§ Provided records:
------------------------------------------------------------------------

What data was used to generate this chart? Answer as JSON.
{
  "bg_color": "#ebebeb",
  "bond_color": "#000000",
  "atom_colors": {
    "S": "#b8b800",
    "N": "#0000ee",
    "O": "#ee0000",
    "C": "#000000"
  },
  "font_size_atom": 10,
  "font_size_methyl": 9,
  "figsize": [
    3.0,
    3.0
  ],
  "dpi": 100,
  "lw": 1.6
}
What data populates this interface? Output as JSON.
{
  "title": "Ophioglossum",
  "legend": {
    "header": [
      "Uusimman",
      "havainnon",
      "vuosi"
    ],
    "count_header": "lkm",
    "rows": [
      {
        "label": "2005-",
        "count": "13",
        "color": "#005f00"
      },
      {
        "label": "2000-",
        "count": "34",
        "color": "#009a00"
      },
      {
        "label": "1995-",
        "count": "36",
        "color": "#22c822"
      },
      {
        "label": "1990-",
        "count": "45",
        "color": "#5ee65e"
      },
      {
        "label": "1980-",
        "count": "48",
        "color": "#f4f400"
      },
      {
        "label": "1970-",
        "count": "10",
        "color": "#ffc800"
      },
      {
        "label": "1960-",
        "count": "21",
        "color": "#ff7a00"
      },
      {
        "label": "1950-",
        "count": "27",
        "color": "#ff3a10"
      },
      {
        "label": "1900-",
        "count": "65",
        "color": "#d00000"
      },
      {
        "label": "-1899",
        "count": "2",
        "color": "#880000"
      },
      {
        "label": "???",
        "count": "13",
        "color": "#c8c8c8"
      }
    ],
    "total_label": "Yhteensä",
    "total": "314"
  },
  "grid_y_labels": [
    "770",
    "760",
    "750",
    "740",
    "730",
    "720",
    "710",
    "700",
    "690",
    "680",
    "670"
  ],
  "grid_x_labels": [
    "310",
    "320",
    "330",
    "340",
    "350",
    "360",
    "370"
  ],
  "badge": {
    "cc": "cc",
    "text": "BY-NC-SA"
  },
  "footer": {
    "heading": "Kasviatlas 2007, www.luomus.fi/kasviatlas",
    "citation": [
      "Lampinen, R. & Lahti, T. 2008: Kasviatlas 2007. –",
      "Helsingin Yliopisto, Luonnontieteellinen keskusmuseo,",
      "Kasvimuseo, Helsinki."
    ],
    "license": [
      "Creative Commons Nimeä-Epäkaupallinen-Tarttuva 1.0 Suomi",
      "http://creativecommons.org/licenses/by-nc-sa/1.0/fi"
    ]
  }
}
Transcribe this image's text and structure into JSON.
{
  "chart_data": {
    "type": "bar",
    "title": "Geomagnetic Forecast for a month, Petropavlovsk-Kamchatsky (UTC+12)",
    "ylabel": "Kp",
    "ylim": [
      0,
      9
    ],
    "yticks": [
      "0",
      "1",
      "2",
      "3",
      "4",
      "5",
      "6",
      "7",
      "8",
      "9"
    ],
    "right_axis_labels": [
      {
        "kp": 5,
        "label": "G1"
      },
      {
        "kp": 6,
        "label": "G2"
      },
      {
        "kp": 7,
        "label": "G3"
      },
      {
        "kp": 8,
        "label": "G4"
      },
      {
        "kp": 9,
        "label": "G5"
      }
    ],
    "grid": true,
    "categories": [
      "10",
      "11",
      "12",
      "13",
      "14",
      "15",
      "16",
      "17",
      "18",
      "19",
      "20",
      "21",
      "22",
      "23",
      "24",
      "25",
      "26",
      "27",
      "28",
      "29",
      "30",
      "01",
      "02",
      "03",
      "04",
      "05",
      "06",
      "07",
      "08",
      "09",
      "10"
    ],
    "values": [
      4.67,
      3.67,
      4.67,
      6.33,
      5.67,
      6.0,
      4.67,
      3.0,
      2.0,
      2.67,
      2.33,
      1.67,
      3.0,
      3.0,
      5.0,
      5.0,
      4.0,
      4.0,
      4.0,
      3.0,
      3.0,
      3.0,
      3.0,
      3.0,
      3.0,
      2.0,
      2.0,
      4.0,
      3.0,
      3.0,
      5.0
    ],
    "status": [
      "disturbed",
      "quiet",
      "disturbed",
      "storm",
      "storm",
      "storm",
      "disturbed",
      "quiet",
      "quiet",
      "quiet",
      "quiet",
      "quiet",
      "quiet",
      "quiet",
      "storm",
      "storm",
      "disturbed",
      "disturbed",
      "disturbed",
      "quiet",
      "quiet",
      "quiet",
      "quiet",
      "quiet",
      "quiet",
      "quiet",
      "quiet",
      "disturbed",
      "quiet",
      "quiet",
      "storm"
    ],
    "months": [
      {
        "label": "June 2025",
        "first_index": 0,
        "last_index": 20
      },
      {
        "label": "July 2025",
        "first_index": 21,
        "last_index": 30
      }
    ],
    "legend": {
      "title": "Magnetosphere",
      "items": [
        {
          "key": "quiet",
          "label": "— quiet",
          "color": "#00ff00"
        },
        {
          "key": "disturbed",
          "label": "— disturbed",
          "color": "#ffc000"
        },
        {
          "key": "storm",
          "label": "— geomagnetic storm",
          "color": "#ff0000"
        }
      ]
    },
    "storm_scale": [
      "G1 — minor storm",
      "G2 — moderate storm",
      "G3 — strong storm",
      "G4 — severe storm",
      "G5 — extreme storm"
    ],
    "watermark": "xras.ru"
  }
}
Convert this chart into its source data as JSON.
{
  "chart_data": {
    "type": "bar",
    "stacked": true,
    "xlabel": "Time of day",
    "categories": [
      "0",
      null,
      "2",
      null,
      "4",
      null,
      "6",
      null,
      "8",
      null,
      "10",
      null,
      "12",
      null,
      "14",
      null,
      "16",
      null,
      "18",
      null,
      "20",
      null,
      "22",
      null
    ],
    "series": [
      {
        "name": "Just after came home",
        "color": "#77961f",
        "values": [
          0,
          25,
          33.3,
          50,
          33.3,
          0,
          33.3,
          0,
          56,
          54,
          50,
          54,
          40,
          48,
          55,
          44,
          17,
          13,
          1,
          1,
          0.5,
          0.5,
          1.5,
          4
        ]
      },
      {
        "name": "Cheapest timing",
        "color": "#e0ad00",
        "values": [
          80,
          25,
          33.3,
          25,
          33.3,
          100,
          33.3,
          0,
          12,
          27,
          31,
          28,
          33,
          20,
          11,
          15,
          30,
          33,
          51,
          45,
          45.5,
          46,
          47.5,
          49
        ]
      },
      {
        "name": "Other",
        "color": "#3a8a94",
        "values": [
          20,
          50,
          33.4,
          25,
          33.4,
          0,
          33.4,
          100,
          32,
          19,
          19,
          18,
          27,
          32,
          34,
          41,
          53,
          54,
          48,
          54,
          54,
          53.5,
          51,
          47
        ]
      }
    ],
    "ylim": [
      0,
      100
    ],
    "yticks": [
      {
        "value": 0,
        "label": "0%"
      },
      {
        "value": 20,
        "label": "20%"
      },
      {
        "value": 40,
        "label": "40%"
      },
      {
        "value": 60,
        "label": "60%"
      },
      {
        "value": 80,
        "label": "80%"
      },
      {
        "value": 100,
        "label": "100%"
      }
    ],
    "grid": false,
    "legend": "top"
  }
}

------------------------------------------------------------------------

§ Exercise: Copy each entry exactly, with nothing added or dropped.

§ Answer for this exercise:
What data was used to generate this chart? Answer as JSON.
{
  "bg_color": "#ebebeb",
  "bond_color": "#000000",
  "atom_colors": {
    "S": "#b8b800",
    "N": "#0000ee",
    "O": "#ee0000",
    "C": "#000000"
  },
  "font_size_atom": 10,
  "font_size_methyl": 9,
  "figsize": [
    3.0,
    3.0
  ],
  "dpi": 100,
  "lw": 1.6
}
What data populates this interface? Output as JSON.
{
  "title": "Ophioglossum",
  "legend": {
    "header": [
      "Uusimman",
      "havainnon",
      "vuosi"
    ],
    "count_header": "lkm",
    "rows": [
      {
        "label": "2005-",
        "count": "13",
        "color": "#005f00"
      },
      {
        "label": "2000-",
        "count": "34",
        "color": "#009a00"
      },
      {
        "label": "1995-",
        "count": "36",
        "color": "#22c822"
      },
      {
        "label": "1990-",
        "count": "45",
        "color": "#5ee65e"
      },
      {
        "label": "1980-",
        "count": "48",
        "color": "#f4f400"
      },
      {
        "label": "1970-",
        "count": "10",
        "color": "#ffc800"
      },
      {
        "label": "1960-",
        "count": "21",
        "color": "#ff7a00"
      },
      {
        "label": "1950-",
        "count": "27",
        "color": "#ff3a10"
      },
      {
        "label": "1900-",
        "count": "65",
        "color": "#d00000"
      },
      {
        "label": "-1899",
        "count": "2",
        "color": "#880000"
      },
      {
        "label": "???",
        "count": "13",
        "color": "#c8c8c8"
      }
    ],
    "total_label": "Yhteensä",
    "total": "314"
  },
  "grid_y_labels": [
    "770",
    "760",
    "750",
    "740",
    "730",
    "720",
    "710",
    "700",
    "690",
    "680",
    "670"
  ],
  "grid_x_labels": [
    "310",
    "320",
    "330",
    "340",
    "350",
    "360",
    "370"
  ],
  "badge": {
    "cc": "cc",
    "text": "BY-NC-SA"
  },
  "footer": {
    "heading": "Kasviatlas 2007, www.luomus.fi/kasviatlas",
    "citation": [
      "Lampinen, R. & Lahti, T. 2008: Kasviatlas 2007. –",
      "Helsingin Yliopisto, Luonnontieteellinen keskusmuseo,",
      "Kasvimuseo, Helsinki."
    ],
    "license": [
      "Creative Commons Nimeä-Epäkaupallinen-Tarttuva 1.0 Suomi",
      "http://creativecommons.org/licenses/by-nc-sa/1.0/fi"
    ]
  }
}
Transcribe this image's text and structure into JSON.
{
  "chart_data": {
    "type": "bar",
    "title": "Geomagnetic Forecast for a month, Petropavlovsk-Kamchatsky (UTC+12)",
    "ylabel": "Kp",
    "ylim": [
      0,
      9
    ],
    "yticks": [
      "0",
      "1",
      "2",
      "3",
      "4",
      "5",
      "6",
      "7",
      "8",
      "9"
    ],
    "right_axis_labels": [
      {
        "kp": 5,
        "label": "G1"
      },
      {
        "kp": 6,
        "label": "G2"
      },
      {
        "kp": 7,
        "label": "G3"
      },
      {
        "kp": 8,
        "label": "G4"
      },
      {
        "kp": 9,
        "label": "G5"
      }
    ],
    "grid": true,
    "categories": [
      "10",
      "11",
      "12",
      "13",
      "14",
      "15",
      "16",
      "17",
      "18",
      "19",
      "20",
      "21",
      "22",
      "23",
      "24",
      "25",
      "26",
      "27",
      "28",
      "29",
      "30",
      "01",
      "02",
      "03",
      "04",
      "05",
      "06",
      "07",
      "08",
      "09",
      "10"
    ],
    "values": [
      4.67,
      3.67,
      4.67,
      6.33,
      5.67,
      6.0,
      4.67,
      3.0,
      2.0,
      2.67,
      2.33,
      1.67,
      3.0,
      3.0,
      5.0,
      5.0,
      4.0,
      4.0,
      4.0,
      3.0,
      3.0,
      3.0,
      3.0,
      3.0,
      3.0,
      2.0,
      2.0,
      4.0,
      3.0,
      3.0,
      5.0
    ],
    "status": [
      "disturbed",
      "quiet",
      "disturbed",
      "storm",
      "storm",
      "storm",
      "disturbed",
      "quiet",
      "quiet",
      "quiet",
      "quiet",
      "quiet",
      "quiet",
      "quiet",
      "storm",
      "storm",
      "disturbed",
      "disturbed",
      "disturbed",
      "quiet",
      "quiet",
      "quiet",
      "quiet",
      "quiet",
      "quiet",
      "quiet",
      "quiet",
      "disturbed",
      "quiet",
      "quiet",
      "storm"
    ],
    "months": [
      {
        "label": "June 2025",
        "first_index": 0,
        "last_index": 20
      },
      {
        "label": "July 2025",
        "first_index": 21,
        "last_index": 30
      }
    ],
    "legend": {
      "title": "Magnetosphere",
      "items": [
        {
          "key": "quiet",
          "label": "— quiet",
          "color": "#00ff00"
        },
        {
          "key": "disturbed",
          "label": "— disturbed",
          "color": "#ffc000"
        },
        {
          "key": "storm",
          "label": "— geomagnetic storm",
          "color": "#ff0000"
        }
      ]
    },
    "storm_scale": [
      "G1 — minor storm",
      "G2 — moderate storm",
      "G3 — strong storm",
      "G4 — severe storm",
      "G5 — extreme storm"
    ],
    "watermark": "xras.ru"
  }
}
Convert this chart into its source data as JSON.
{
  "chart_data": {
    "type": "bar",
    "stacked": true,
    "xlabel": "Time of day",
    "categories": [
      "0",
      null,
      "2",
      null,
      "4",
      null,
      "6",
      null,
      "8",
      null,
      "10",
      null,
      "12",
      null,
      "14",
      null,
      "16",
      null,
      "18",
      null,
      "20",
      null,
      "22",
      null
    ],
    "series": [
      {
        "name": "Just after came home",
        "color": "#77961f",
        "values": [
          0,
          25,
          33.3,
          50,
          33.3,
          0,
          33.3,
          0,
          56,
          54,
          50,
          54,
          40,
          48,
          55,
          44,
          17,
          13,
          1,
          1,
          0.5,
          0.5,
          1.5,
          4
        ]
      },
      {
        "name": "Cheapest timing",
        "color": "#e0ad00",
        "values": [
          80,
          25,
          33.3,
          25,
          33.3,
          100,
          33.3,
          0,
          12,
          27,
          31,
          28,
          33,
          20,
          11,
          15,
          30,
          33,
          51,
          45,
          45.5,
          46,
          47.5,
          49
        ]
      },
      {
        "name": "Other",
        "color": "#3a8a94",
        "values": [
          20,
          50,
          33.4,
          25,
          33.4,
          0,
          33.4,
          100,
          32,
          19,
          19,
          18,
          27,
          32,
          34,
          41,
          53,
          54,
          48,
          54,
          54,
          53.5,
          51,
          47
        ]
      }
    ],
    "ylim": [
      0,
      100
    ],
    "yticks": [
      {
        "value": 0,
        "label": "0%"
      },
      {
        "value": 20,
        "label": "20%"
      },
      {
        "value": 40,
        "label": "40%"
      },
      {
        "value": 60,
        "label": "60%"
      },
      {
        "value": 80,
        "label": "80%"
      },
      {
        "value": 100,
        "label": "100%"
      }
    ],
    "grid": false,
    "legend": "top"
  }
}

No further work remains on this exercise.